**Exercise goal**
Determine the number of lines holding the word "JSON"; answer with that number only.

**Extracted entries**
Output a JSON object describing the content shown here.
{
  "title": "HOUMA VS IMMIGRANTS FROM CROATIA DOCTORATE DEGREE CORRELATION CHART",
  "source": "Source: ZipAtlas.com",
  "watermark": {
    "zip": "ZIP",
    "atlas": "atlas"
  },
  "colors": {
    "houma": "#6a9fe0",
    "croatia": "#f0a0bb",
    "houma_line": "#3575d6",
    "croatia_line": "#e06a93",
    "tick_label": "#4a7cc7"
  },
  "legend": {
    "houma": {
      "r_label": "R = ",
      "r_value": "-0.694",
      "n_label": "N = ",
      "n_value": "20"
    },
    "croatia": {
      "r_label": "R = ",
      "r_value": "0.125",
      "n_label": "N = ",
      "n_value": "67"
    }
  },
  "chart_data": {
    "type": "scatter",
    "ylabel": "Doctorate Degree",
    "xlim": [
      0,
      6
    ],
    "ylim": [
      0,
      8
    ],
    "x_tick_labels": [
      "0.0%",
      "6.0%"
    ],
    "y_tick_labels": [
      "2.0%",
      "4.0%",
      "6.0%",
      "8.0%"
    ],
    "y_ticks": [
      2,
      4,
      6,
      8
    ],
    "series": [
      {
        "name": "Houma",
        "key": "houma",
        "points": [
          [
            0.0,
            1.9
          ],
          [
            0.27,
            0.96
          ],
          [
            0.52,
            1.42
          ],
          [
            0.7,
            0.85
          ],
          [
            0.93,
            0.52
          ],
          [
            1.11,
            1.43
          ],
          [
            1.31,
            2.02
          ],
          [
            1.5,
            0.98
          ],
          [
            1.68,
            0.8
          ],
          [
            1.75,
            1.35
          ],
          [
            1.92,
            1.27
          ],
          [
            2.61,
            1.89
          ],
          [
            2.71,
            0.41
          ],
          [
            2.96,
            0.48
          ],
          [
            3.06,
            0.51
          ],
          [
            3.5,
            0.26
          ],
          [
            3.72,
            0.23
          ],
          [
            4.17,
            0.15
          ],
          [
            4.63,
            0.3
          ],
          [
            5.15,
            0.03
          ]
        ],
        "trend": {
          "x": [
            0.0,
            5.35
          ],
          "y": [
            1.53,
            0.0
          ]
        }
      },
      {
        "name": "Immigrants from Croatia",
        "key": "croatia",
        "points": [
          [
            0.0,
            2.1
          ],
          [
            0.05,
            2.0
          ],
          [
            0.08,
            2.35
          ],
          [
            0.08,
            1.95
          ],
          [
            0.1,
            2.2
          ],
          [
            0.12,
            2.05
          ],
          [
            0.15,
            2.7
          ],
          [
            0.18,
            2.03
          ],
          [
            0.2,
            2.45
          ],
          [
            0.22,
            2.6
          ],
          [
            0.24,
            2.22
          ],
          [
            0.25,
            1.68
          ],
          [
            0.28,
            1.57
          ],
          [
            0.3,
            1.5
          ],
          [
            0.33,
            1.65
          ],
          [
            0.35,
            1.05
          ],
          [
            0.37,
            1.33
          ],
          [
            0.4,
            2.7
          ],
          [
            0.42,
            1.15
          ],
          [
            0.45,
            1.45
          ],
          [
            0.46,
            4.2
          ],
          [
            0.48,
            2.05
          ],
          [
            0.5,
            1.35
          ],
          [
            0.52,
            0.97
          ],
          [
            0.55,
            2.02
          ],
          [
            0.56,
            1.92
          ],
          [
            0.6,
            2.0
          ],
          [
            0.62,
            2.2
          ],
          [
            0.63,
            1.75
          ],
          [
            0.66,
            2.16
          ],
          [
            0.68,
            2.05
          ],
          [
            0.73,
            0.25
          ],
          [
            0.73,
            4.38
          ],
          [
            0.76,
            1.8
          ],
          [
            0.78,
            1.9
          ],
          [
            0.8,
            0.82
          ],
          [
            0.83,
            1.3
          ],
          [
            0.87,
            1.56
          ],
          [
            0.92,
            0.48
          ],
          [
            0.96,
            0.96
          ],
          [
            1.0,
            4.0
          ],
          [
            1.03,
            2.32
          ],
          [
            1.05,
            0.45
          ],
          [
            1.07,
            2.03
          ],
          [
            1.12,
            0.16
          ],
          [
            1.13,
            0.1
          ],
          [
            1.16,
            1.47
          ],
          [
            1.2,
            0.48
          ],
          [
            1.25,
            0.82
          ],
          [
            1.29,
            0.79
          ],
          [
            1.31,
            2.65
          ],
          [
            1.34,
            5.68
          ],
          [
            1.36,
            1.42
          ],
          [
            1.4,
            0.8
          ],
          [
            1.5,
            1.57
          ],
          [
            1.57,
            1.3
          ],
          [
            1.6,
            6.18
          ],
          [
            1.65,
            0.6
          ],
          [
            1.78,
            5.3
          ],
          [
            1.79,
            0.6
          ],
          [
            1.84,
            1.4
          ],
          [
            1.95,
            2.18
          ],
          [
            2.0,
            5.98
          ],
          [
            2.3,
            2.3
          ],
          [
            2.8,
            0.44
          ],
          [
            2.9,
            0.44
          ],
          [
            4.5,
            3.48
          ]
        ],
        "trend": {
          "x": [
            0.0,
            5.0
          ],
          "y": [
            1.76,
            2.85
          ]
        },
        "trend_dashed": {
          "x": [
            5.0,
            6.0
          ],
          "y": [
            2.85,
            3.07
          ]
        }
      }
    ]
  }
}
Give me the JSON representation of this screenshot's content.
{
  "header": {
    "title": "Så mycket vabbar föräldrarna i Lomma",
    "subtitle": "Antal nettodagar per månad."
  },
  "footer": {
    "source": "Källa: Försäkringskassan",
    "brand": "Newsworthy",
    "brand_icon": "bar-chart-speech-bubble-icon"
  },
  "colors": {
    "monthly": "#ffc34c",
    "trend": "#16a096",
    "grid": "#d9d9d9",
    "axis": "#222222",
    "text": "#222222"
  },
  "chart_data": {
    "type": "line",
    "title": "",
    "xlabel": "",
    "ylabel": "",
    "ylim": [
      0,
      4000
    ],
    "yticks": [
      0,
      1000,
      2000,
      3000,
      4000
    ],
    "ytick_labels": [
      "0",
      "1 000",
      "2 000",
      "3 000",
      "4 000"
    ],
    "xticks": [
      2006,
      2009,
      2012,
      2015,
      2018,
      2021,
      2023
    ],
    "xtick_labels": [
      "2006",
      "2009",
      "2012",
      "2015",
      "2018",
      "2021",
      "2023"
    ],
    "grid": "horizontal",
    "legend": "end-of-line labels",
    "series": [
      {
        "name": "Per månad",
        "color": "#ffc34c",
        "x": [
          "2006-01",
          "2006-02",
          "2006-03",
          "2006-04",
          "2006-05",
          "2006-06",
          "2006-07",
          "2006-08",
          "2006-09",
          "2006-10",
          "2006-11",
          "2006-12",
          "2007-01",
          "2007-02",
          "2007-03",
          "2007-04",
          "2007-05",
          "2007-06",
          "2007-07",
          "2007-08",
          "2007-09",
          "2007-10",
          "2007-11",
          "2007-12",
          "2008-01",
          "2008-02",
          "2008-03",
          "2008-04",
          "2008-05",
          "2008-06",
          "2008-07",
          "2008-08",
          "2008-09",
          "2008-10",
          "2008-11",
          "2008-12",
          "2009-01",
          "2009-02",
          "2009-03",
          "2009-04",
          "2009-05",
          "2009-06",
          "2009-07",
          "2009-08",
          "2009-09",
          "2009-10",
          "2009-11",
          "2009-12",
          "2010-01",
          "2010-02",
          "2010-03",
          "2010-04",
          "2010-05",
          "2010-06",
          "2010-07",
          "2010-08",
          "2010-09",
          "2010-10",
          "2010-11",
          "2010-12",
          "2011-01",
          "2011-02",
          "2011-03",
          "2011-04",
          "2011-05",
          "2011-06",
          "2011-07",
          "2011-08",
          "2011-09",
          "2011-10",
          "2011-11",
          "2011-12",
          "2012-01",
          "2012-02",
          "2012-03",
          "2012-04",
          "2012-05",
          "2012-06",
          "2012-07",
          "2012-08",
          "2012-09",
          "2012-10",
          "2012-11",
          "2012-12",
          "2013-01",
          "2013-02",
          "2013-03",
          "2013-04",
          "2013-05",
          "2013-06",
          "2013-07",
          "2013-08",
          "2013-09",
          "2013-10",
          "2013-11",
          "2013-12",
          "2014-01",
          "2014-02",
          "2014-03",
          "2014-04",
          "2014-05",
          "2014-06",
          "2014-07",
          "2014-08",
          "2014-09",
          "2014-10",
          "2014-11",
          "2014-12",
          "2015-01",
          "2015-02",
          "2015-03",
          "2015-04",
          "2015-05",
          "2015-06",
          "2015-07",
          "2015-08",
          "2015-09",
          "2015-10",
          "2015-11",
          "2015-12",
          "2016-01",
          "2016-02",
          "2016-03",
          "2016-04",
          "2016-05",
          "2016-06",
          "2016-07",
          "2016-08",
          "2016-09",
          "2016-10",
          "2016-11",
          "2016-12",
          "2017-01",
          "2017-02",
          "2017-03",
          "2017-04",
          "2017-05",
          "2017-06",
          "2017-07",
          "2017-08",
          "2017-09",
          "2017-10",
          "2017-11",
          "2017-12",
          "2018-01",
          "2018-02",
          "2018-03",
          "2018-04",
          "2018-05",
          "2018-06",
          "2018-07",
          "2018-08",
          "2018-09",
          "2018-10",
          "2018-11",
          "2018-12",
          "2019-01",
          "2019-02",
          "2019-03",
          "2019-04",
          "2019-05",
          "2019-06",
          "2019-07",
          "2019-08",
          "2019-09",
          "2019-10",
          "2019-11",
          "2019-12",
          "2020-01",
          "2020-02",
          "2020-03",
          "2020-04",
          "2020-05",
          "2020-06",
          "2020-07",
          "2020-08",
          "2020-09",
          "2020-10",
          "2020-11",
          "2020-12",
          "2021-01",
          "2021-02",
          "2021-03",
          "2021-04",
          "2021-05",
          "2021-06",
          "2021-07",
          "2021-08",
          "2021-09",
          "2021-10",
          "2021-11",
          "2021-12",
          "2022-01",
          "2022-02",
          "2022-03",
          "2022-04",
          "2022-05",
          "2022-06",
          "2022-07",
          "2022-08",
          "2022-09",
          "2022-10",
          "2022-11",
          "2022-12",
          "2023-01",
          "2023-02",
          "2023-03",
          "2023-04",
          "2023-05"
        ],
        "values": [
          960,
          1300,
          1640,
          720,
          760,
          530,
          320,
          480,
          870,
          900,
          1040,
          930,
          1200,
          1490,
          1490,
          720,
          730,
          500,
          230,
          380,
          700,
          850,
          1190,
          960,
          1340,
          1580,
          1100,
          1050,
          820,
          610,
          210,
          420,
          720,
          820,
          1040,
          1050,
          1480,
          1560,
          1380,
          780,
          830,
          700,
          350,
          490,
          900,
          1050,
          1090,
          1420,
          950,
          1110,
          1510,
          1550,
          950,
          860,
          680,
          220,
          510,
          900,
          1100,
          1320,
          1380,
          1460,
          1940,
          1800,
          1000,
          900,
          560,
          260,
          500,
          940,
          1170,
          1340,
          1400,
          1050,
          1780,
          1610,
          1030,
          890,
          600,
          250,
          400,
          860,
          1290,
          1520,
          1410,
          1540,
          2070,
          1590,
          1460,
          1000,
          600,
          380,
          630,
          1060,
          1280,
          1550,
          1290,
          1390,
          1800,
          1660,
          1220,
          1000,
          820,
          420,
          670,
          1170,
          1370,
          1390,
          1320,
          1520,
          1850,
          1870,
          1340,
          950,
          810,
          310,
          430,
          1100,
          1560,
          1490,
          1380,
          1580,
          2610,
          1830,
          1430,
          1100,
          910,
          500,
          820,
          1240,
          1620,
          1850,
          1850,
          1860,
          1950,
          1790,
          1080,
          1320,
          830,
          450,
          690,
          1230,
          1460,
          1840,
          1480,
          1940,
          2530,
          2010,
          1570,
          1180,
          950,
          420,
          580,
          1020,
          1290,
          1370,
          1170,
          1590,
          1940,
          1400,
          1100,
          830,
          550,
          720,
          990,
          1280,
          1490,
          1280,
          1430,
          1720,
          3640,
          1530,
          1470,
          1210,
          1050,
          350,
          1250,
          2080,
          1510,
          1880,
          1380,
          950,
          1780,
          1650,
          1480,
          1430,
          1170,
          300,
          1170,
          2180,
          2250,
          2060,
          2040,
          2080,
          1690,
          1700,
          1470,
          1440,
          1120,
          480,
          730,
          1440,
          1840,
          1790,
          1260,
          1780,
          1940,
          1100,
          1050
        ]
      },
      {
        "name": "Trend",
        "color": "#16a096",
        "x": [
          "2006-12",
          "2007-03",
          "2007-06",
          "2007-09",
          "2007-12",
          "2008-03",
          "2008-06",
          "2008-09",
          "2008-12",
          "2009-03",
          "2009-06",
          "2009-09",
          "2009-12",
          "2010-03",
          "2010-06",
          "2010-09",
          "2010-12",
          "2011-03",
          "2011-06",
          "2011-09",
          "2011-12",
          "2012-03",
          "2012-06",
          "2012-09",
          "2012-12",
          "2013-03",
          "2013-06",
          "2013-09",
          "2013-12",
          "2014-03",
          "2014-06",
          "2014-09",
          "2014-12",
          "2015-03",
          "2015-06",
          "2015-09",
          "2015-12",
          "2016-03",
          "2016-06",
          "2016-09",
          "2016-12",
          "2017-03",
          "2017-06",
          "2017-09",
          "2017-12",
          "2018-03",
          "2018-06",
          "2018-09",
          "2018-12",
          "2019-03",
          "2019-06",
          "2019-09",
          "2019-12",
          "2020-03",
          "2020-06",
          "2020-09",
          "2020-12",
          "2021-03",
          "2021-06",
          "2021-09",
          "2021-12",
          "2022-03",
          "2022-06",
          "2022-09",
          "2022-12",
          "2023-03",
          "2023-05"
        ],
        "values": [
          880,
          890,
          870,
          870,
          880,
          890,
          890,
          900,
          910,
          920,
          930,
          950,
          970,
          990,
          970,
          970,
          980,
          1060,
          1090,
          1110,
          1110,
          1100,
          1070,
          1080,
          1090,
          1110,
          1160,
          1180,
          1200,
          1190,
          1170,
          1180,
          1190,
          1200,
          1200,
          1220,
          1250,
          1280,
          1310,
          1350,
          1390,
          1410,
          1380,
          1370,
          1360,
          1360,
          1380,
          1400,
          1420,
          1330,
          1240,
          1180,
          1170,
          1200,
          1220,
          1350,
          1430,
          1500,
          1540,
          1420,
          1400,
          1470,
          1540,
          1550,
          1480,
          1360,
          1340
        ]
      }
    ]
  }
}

**Solved exercise**
2